-- START --

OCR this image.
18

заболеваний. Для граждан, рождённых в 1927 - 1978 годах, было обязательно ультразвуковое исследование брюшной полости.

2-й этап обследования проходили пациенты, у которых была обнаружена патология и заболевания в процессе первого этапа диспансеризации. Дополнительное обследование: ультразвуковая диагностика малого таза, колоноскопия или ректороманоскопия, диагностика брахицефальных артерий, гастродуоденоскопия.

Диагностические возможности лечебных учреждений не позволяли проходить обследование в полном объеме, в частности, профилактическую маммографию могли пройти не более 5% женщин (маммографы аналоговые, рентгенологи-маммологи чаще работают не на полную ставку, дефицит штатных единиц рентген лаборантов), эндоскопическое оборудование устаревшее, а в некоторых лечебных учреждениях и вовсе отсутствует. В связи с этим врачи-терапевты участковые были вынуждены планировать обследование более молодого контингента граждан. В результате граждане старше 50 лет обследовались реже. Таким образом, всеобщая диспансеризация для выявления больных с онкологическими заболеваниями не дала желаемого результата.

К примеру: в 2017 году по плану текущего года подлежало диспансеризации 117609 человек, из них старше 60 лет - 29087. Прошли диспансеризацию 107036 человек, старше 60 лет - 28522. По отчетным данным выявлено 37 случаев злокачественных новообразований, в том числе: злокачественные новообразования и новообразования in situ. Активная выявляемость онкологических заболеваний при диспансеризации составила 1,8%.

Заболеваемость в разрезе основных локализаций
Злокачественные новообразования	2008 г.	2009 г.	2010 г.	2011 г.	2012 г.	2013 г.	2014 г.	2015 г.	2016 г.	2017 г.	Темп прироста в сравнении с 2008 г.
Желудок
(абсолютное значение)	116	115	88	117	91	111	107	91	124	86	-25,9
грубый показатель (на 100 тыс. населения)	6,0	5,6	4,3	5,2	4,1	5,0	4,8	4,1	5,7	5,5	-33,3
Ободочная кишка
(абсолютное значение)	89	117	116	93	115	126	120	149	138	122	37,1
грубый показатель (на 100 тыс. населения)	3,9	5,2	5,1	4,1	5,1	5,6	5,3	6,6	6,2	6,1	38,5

-- END --

Exercise goal => Only the number is required: the count of lines containing the word "значение".

Problem solution => 2